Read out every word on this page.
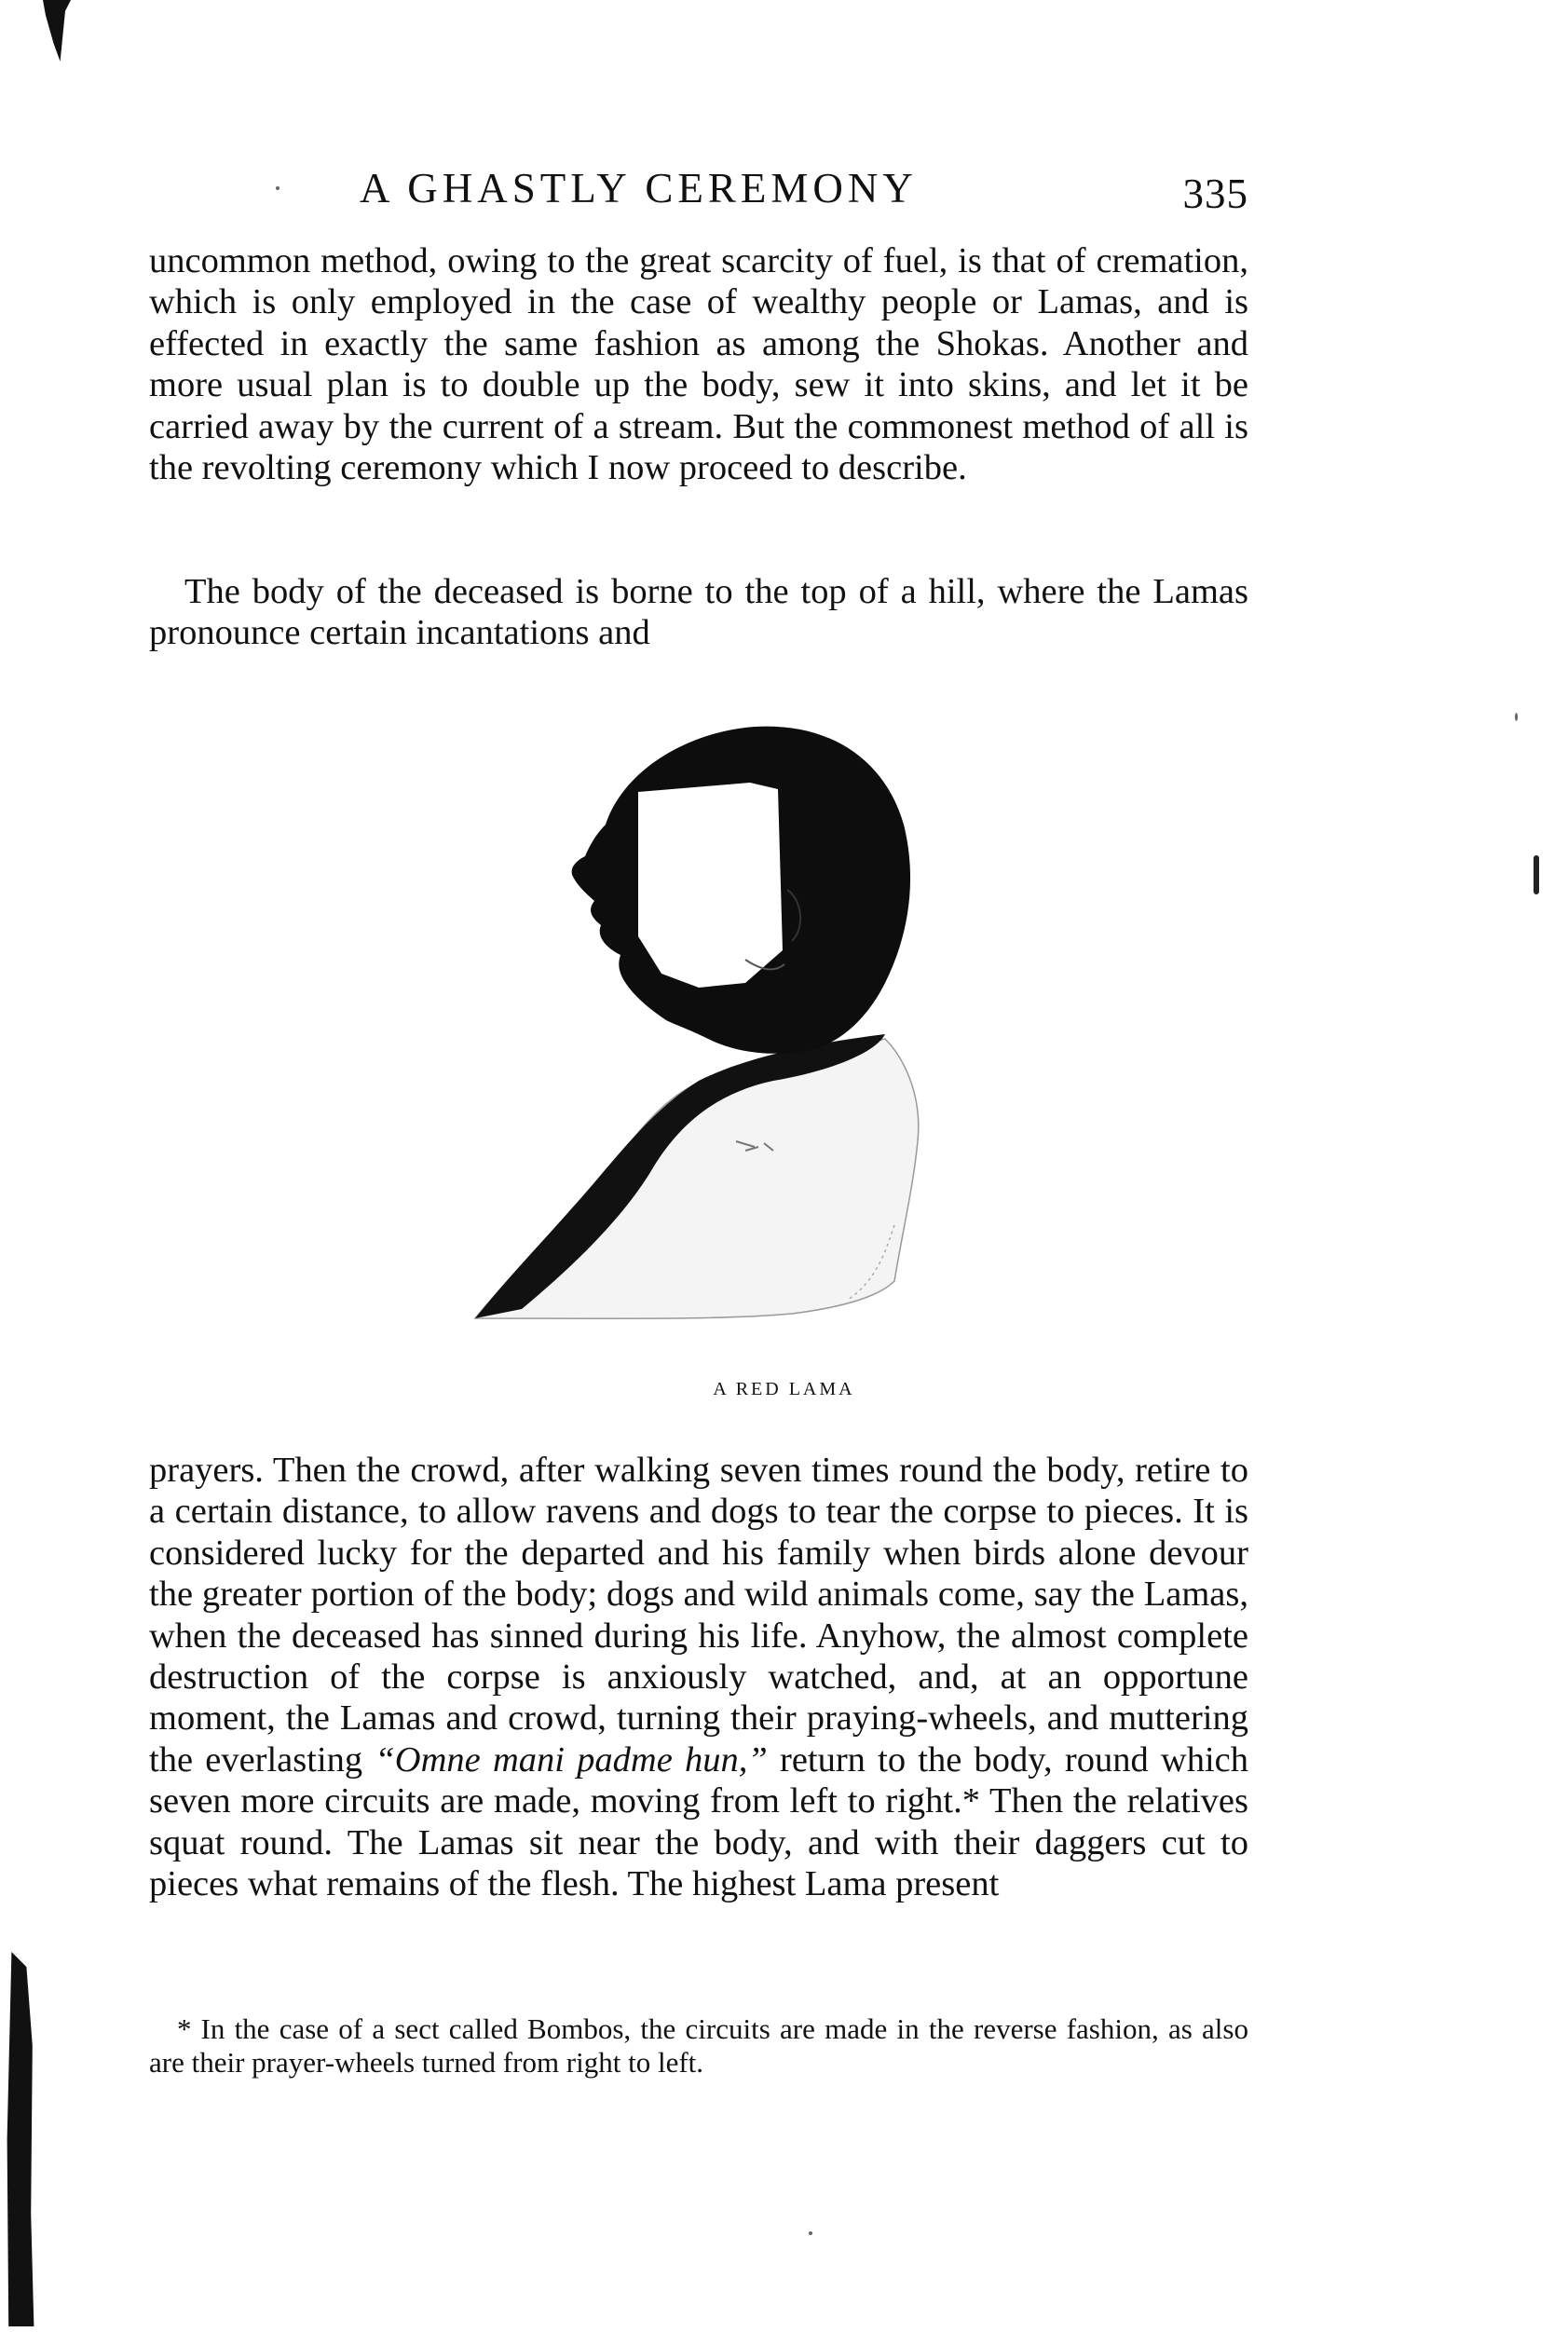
A GHASTLY CEREMONY	335

uncommon method, owing to the great scarcity of fuel, is that of cremation, which is only employed in the case of wealthy people or Lamas, and is effected in exactly the same fashion as among the Shokas. Another and more usual plan is to double up the body, sew it into skins, and let it be carried away by the current of a stream. But the commonest method of all is the revolting ceremony which I now proceed to describe.

The body of the deceased is borne to the top of a hill, where the Lamas pronounce certain incantations and

A RED LAMA

prayers. Then the crowd, after walking seven times round the body, retire to a certain distance, to allow ravens and dogs to tear the corpse to pieces. It is considered lucky for the departed and his family when birds alone devour the greater portion of the body; dogs and wild animals come, say the Lamas, when the deceased has sinned during his life. Anyhow, the almost complete destruction of the corpse is anxiously watched, and, at an opportune moment, the Lamas and crowd, turning their praying-wheels, and muttering the everlasting “Omne mani padme hun,” return to the body, round which seven more circuits are made, moving from left to right.* Then the relatives squat round. The Lamas sit near the body, and with their daggers cut to pieces what remains of the flesh. The highest Lama present

* In the case of a sect called Bombos, the circuits are made in the reverse fashion, as also are their prayer-wheels turned from right to left.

···

Gather from the entries above all lines that include the string "their".

prayers. Then the crowd, after walking seven times round the body, retire to a certain distance, to allow ravens and dogs to tear the corpse to pieces. It is considered lucky for the departed and his family when birds alone devour the greater portion of the body; dogs and wild animals come, say the Lamas, when the deceased has sinned during his life. Anyhow, the almost complete destruction of the corpse is anxiously watched, and, at an opportune moment, the Lamas and crowd, turning their praying-wheels, and muttering the everlasting “Omne mani padme hun,” return to the body, round which seven more circuits are made, moving from left to right.* Then the relatives squat round. The Lamas sit near the body, and with their daggers cut to pieces what remains of the flesh. The highest Lama present
* In the case of a sect called Bombos, the circuits are made in the reverse fashion, as also are their prayer-wheels turned from right to left.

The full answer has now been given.